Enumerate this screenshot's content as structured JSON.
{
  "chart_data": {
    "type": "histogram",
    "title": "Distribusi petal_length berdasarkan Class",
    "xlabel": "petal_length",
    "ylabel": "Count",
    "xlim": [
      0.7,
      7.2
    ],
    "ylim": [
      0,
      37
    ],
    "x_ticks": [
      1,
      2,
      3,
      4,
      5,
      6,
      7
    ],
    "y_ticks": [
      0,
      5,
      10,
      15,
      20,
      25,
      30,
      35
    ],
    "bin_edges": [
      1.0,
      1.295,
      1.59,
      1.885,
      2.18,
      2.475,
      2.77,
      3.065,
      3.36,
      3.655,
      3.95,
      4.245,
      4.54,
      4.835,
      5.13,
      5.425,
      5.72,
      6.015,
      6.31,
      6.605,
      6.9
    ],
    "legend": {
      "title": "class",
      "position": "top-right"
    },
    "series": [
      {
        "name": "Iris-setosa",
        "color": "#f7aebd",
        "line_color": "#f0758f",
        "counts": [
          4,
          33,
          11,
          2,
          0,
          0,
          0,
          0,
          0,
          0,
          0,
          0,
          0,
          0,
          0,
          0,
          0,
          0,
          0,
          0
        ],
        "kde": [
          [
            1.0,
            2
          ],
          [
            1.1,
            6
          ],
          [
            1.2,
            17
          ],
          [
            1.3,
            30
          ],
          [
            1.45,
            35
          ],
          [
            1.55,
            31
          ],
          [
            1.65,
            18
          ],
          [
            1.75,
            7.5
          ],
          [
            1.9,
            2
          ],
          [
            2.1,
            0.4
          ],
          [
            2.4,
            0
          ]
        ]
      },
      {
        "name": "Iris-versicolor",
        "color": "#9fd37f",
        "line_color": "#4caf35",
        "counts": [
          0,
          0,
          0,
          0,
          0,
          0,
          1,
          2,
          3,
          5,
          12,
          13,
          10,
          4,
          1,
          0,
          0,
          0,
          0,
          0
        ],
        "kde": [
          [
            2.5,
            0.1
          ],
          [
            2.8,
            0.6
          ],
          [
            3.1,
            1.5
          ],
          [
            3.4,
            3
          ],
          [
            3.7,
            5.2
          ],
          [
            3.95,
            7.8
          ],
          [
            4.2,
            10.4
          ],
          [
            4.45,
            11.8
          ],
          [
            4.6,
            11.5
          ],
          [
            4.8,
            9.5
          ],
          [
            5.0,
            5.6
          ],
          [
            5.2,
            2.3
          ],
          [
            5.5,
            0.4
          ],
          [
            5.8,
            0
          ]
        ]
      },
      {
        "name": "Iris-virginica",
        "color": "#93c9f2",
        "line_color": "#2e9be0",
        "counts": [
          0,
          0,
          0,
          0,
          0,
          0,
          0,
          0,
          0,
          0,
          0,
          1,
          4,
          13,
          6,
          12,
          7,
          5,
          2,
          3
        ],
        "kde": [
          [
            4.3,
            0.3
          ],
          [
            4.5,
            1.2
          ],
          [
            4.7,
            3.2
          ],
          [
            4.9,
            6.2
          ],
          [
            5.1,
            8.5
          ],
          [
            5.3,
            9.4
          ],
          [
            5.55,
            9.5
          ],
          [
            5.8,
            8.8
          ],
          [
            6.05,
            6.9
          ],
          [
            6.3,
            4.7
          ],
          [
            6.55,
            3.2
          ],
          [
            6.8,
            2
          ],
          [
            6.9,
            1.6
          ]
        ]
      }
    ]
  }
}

○ ○ ○ ○ ○ ○ ○

Task description
Generate an exact reproduction of all entries.

Response for this exercise
Enumerate this screenshot's content as structured JSON.
{
  "chart_data": {
    "type": "histogram",
    "title": "Distribusi petal_length berdasarkan Class",
    "xlabel": "petal_length",
    "ylabel": "Count",
    "xlim": [
      0.7,
      7.2
    ],
    "ylim": [
      0,
      37
    ],
    "x_ticks": [
      1,
      2,
      3,
      4,
      5,
      6,
      7
    ],
    "y_ticks": [
      0,
      5,
      10,
      15,
      20,
      25,
      30,
      35
    ],
    "bin_edges": [
      1.0,
      1.295,
      1.59,
      1.885,
      2.18,
      2.475,
      2.77,
      3.065,
      3.36,
      3.655,
      3.95,
      4.245,
      4.54,
      4.835,
      5.13,
      5.425,
      5.72,
      6.015,
      6.31,
      6.605,
      6.9
    ],
    "legend": {
      "title": "class",
      "position": "top-right"
    },
    "series": [
      {
        "name": "Iris-setosa",
        "color": "#f7aebd",
        "line_color": "#f0758f",
        "counts": [
          4,
          33,
          11,
          2,
          0,
          0,
          0,
          0,
          0,
          0,
          0,
          0,
          0,
          0,
          0,
          0,
          0,
          0,
          0,
          0
        ],
        "kde": [
          [
            1.0,
            2
          ],
          [
            1.1,
            6
          ],
          [
            1.2,
            17
          ],
          [
            1.3,
            30
          ],
          [
            1.45,
            35
          ],
          [
            1.55,
            31
          ],
          [
            1.65,
            18
          ],
          [
            1.75,
            7.5
          ],
          [
            1.9,
            2
          ],
          [
            2.1,
            0.4
          ],
          [
            2.4,
            0
          ]
        ]
      },
      {
        "name": "Iris-versicolor",
        "color": "#9fd37f",
        "line_color": "#4caf35",
        "counts": [
          0,
          0,
          0,
          0,
          0,
          0,
          1,
          2,
          3,
          5,
          12,
          13,
          10,
          4,
          1,
          0,
          0,
          0,
          0,
          0
        ],
        "kde": [
          [
            2.5,
            0.1
          ],
          [
            2.8,
            0.6
          ],
          [
            3.1,
            1.5
          ],
          [
            3.4,
            3
          ],
          [
            3.7,
            5.2
          ],
          [
            3.95,
            7.8
          ],
          [
            4.2,
            10.4
          ],
          [
            4.45,
            11.8
          ],
          [
            4.6,
            11.5
          ],
          [
            4.8,
            9.5
          ],
          [
            5.0,
            5.6
          ],
          [
            5.2,
            2.3
          ],
          [
            5.5,
            0.4
          ],
          [
            5.8,
            0
          ]
        ]
      },
      {
        "name": "Iris-virginica",
        "color": "#93c9f2",
        "line_color": "#2e9be0",
        "counts": [
          0,
          0,
          0,
          0,
          0,
          0,
          0,
          0,
          0,
          0,
          0,
          1,
          4,
          13,
          6,
          12,
          7,
          5,
          2,
          3
        ],
        "kde": [
          [
            4.3,
            0.3
          ],
          [
            4.5,
            1.2
          ],
          [
            4.7,
            3.2
          ],
          [
            4.9,
            6.2
          ],
          [
            5.1,
            8.5
          ],
          [
            5.3,
            9.4
          ],
          [
            5.55,
            9.5
          ],
          [
            5.8,
            8.8
          ],
          [
            6.05,
            6.9
          ],
          [
            6.3,
            4.7
          ],
          [
            6.55,
            3.2
          ],
          [
            6.8,
            2
          ],
          [
            6.9,
            1.6
          ]
        ]
      }
    ]
  }
}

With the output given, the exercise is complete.